§ Stated problem
Convert the stretch of the material from the line containing "- risk-cell[interactable]: 0: [165, 388, 194, 402]" through the line containing "- menu-view[interactable]: Вид: [132, 31, 160, 51]" into a JSON list of strings, one string per line, leaving out blank lines.

§ Task input
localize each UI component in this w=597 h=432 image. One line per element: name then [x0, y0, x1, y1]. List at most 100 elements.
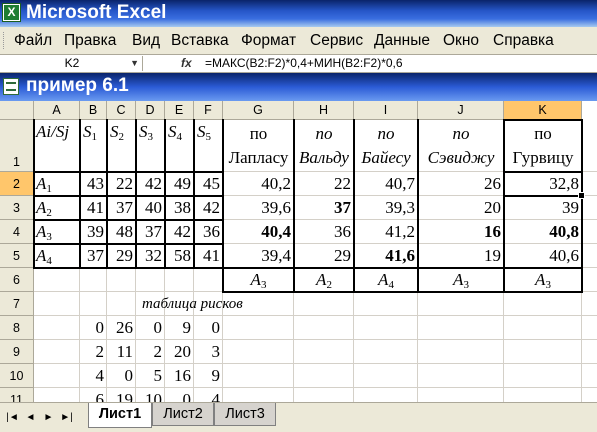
- risk-cell[interactable]: 0: [165, 388, 194, 402]
- state-header-1[interactable]: S1: [80, 120, 107, 172]
- row-header-8[interactable]: 8: [0, 316, 34, 340]
- insert-function-icon[interactable]: fx: [181, 56, 192, 71]
- risk-cell[interactable]: 4: [80, 364, 107, 388]
- criterion-header-4[interactable]: по Сэвиджу: [418, 120, 504, 172]
- risk-cell[interactable]: 0: [80, 316, 107, 340]
- menu-view[interactable]: Вид: [132, 31, 160, 51]
- last-sheet-button[interactable]: ►|: [60, 410, 73, 425]
- menu-data[interactable]: Данные: [374, 31, 430, 51]
- select-all-corner[interactable]: [0, 101, 34, 120]
- criterion-result-cell[interactable]: 41,6: [354, 244, 418, 268]
- menu-window[interactable]: Окно: [443, 31, 479, 51]
- criterion-result-cell[interactable]: 16: [418, 220, 504, 244]
- column-header-f[interactable]: F: [194, 101, 223, 120]
- row-header-6[interactable]: 6: [0, 268, 34, 292]
- row-header-11[interactable]: 11: [0, 388, 34, 402]
- row-header-5[interactable]: 5: [0, 244, 34, 268]
- sheet-tab-2[interactable]: Лист2: [152, 403, 214, 426]
- payoff-cell[interactable]: 41: [80, 196, 107, 220]
- payoff-cell[interactable]: 48: [107, 220, 136, 244]
- name-box-dropdown-icon[interactable]: ▼: [130, 56, 139, 71]
- payoff-cell[interactable]: 38: [165, 196, 194, 220]
- best-alternative-2[interactable]: A2: [294, 268, 354, 292]
- risk-cell[interactable]: 16: [165, 364, 194, 388]
- criterion-result-cell[interactable]: 39,3: [354, 196, 418, 220]
- alternative-label-4[interactable]: A4: [34, 244, 80, 268]
- payoff-cell[interactable]: 36: [194, 220, 223, 244]
- risk-cell[interactable]: 4: [194, 388, 223, 402]
- row-header-1[interactable]: 1: [0, 120, 34, 172]
- menu-help[interactable]: Справка: [493, 31, 554, 51]
- payoff-cell[interactable]: 43: [80, 172, 107, 196]
- criterion-header-5[interactable]: по Гурвицу: [504, 120, 582, 172]
- criterion-result-cell[interactable]: 39,6: [223, 196, 294, 220]
- criterion-result-cell[interactable]: 40,8: [504, 220, 582, 244]
- column-header-c[interactable]: C: [107, 101, 136, 120]
- row-header-9[interactable]: 9: [0, 340, 34, 364]
- first-sheet-button[interactable]: |◄: [6, 410, 19, 425]
- toolbar-grip-icon[interactable]: [3, 32, 7, 49]
- state-header-2[interactable]: S2: [107, 120, 136, 172]
- criterion-result-cell[interactable]: 20: [418, 196, 504, 220]
- alternative-label-3[interactable]: A3: [34, 220, 80, 244]
- payoff-cell[interactable]: 40: [136, 196, 165, 220]
- payoff-cell[interactable]: 45: [194, 172, 223, 196]
- best-alternative-4[interactable]: A3: [418, 268, 504, 292]
- payoff-cell[interactable]: 49: [165, 172, 194, 196]
- column-header-b[interactable]: B: [80, 101, 107, 120]
- risk-cell[interactable]: 0: [136, 316, 165, 340]
- criterion-header-1[interactable]: по Лапласу: [223, 120, 294, 172]
- payoff-cell[interactable]: 41: [194, 244, 223, 268]
- criterion-result-cell[interactable]: 41,2: [354, 220, 418, 244]
- menu-edit[interactable]: Правка: [64, 31, 116, 51]
- column-header-d[interactable]: D: [136, 101, 165, 120]
- risk-cell[interactable]: 9: [194, 364, 223, 388]
- payoff-cell[interactable]: 29: [107, 244, 136, 268]
- criterion-result-cell[interactable]: 22: [294, 172, 354, 196]
- payoff-cell[interactable]: 42: [194, 196, 223, 220]
- payoff-cell[interactable]: 42: [136, 172, 165, 196]
- risk-cell[interactable]: 26: [107, 316, 136, 340]
- column-header-k[interactable]: K: [504, 101, 582, 120]
- risk-cell[interactable]: 11: [107, 340, 136, 364]
- payoff-cell[interactable]: 37: [136, 220, 165, 244]
- criterion-header-3[interactable]: по Байесу: [354, 120, 418, 172]
- next-sheet-button[interactable]: ►: [42, 410, 55, 425]
- menu-tools[interactable]: Сервис: [310, 31, 363, 51]
- payoff-cell[interactable]: 32: [136, 244, 165, 268]
- active-cell-selection[interactable]: [503, 171, 585, 199]
- column-header-h[interactable]: H: [294, 101, 354, 120]
- risk-cell[interactable]: 10: [136, 388, 165, 402]
- prev-sheet-button[interactable]: ◄: [24, 410, 37, 425]
- row-header-3[interactable]: 3: [0, 196, 34, 220]
- risk-cell[interactable]: 3: [194, 340, 223, 364]
- cell-a1[interactable]: Ai/Sj: [34, 120, 80, 172]
- column-header-i[interactable]: I: [354, 101, 418, 120]
- criterion-result-cell[interactable]: 39,4: [223, 244, 294, 268]
- risk-cell[interactable]: 20: [165, 340, 194, 364]
- risk-cell[interactable]: 2: [80, 340, 107, 364]
- criterion-result-cell[interactable]: 40,7: [354, 172, 418, 196]
- criterion-header-2[interactable]: по Вальду: [294, 120, 354, 172]
- risk-cell[interactable]: 5: [136, 364, 165, 388]
- state-header-4[interactable]: S4: [165, 120, 194, 172]
- payoff-cell[interactable]: 37: [107, 196, 136, 220]
- best-alternative-5[interactable]: A3: [504, 268, 582, 292]
- payoff-cell[interactable]: 42: [165, 220, 194, 244]
- workbook-icon[interactable]: [3, 78, 19, 95]
- sheet-tab-3[interactable]: Лист3: [214, 403, 276, 426]
- risk-cell[interactable]: 19: [107, 388, 136, 402]
- criterion-result-cell[interactable]: 29: [294, 244, 354, 268]
- payoff-cell[interactable]: 37: [80, 244, 107, 268]
- name-box[interactable]: K2 ▼: [2, 56, 143, 71]
- risk-cell[interactable]: 2: [136, 340, 165, 364]
- criterion-result-cell[interactable]: 40,6: [504, 244, 582, 268]
- risk-cell[interactable]: 9: [165, 316, 194, 340]
- row-header-10[interactable]: 10: [0, 364, 34, 388]
- criterion-result-cell[interactable]: 26: [418, 172, 504, 196]
- state-header-5[interactable]: S5: [194, 120, 223, 172]
- spreadsheet-grid[interactable]: A B C D E F G H I J K 1 2 3 4 5 6 7 8 9 10 11 Ai/Sj S1 S2 S3 S4 S5 п…: [0, 101, 597, 402]
- state-header-3[interactable]: S3: [136, 120, 165, 172]
- sheet-tab-1[interactable]: Лист1: [88, 403, 152, 428]
- risk-cell[interactable]: 0: [194, 316, 223, 340]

§ Solution for this task
[
  "- risk-cell[interactable]: 0: [165, 388, 194, 402]",
  "- state-header-1[interactable]: S1: [80, 120, 107, 172]",
  "- row-header-8[interactable]: 8: [0, 316, 34, 340]",
  "- insert-function-icon[interactable]: fx: [181, 56, 192, 71]",
  "- risk-cell[interactable]: 4: [80, 364, 107, 388]",
  "- criterion-header-4[interactable]: по Сэвиджу: [418, 120, 504, 172]",
  "- risk-cell[interactable]: 0: [80, 316, 107, 340]",
  "- menu-view[interactable]: Вид: [132, 31, 160, 51]"
]